[BEGIN RECORDED INFORMATION]

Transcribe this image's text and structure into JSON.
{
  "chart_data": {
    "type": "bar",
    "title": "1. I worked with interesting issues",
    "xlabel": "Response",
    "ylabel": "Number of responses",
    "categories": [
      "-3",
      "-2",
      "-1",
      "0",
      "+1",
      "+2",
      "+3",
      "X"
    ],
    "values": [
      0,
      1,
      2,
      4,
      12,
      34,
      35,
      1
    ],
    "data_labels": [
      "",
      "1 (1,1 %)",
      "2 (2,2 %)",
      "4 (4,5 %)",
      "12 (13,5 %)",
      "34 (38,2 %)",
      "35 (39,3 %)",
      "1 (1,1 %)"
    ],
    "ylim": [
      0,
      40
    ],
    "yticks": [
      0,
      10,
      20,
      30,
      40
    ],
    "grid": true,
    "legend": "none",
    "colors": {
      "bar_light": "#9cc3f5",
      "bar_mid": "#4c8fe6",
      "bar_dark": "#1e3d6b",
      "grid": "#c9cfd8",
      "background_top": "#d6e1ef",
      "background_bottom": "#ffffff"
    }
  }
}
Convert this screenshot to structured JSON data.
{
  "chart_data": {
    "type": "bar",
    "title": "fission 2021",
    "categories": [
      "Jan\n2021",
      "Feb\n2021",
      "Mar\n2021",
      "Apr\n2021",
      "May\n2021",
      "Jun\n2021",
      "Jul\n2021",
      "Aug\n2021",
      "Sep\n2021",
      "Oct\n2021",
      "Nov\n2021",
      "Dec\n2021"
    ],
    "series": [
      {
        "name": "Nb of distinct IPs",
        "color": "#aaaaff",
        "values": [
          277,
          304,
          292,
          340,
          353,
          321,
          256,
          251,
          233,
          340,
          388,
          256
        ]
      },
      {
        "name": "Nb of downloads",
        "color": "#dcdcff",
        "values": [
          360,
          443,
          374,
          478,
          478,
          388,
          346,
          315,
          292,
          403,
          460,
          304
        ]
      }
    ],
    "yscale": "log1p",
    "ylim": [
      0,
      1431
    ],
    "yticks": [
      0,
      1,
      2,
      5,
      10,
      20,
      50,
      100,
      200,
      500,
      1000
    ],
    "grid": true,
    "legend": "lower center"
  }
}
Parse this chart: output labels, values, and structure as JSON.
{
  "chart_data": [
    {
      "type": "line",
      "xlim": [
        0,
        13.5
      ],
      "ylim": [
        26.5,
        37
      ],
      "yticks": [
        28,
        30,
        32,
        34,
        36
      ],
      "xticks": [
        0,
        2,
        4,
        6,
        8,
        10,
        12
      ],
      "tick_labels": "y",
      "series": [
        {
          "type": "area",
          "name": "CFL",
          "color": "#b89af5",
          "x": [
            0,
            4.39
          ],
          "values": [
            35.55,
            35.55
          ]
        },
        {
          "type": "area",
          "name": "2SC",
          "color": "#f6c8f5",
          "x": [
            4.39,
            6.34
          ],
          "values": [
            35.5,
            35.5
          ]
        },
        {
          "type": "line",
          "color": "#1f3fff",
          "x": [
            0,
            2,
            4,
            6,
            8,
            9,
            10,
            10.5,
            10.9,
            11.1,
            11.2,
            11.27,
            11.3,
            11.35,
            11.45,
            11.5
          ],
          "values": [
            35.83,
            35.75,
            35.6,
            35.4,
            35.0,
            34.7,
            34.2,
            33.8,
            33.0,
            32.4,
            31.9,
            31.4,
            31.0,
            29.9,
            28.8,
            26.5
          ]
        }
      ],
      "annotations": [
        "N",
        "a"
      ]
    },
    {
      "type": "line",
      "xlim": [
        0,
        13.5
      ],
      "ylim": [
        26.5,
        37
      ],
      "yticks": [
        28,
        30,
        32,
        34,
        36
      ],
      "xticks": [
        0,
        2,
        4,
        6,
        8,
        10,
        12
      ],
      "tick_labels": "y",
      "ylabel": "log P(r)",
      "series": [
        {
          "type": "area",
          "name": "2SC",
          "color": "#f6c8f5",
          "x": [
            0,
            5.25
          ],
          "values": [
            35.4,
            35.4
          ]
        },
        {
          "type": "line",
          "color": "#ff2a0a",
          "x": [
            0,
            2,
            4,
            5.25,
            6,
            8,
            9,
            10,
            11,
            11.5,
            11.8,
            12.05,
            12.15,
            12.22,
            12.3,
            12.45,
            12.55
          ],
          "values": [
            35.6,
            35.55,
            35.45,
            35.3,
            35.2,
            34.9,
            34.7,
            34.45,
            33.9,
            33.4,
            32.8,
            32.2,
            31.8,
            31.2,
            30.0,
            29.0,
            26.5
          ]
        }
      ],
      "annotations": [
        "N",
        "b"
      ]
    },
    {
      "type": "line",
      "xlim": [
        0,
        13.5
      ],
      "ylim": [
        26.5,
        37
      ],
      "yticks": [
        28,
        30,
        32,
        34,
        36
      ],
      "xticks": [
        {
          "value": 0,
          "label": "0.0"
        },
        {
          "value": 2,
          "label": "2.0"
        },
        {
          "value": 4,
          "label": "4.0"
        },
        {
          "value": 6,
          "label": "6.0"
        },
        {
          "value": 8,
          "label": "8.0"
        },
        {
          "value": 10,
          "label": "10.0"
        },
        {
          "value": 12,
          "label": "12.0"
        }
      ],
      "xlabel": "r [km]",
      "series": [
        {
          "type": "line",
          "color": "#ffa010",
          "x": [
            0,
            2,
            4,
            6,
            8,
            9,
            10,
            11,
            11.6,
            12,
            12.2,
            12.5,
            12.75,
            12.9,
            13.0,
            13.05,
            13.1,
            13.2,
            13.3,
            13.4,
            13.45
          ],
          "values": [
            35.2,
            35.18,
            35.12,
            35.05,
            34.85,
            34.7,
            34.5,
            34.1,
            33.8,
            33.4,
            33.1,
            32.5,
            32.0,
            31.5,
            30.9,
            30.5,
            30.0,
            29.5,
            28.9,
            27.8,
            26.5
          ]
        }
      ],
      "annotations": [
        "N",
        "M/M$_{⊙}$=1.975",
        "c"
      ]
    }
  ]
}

[END RECORDED INFORMATION]

(GIVEN TASK)
In the material above, find each line that contains the word "ylabel", and select it.

(RESULT BELOW)
    "ylabel": "Number of responses",
      "ylabel": "log P(r)",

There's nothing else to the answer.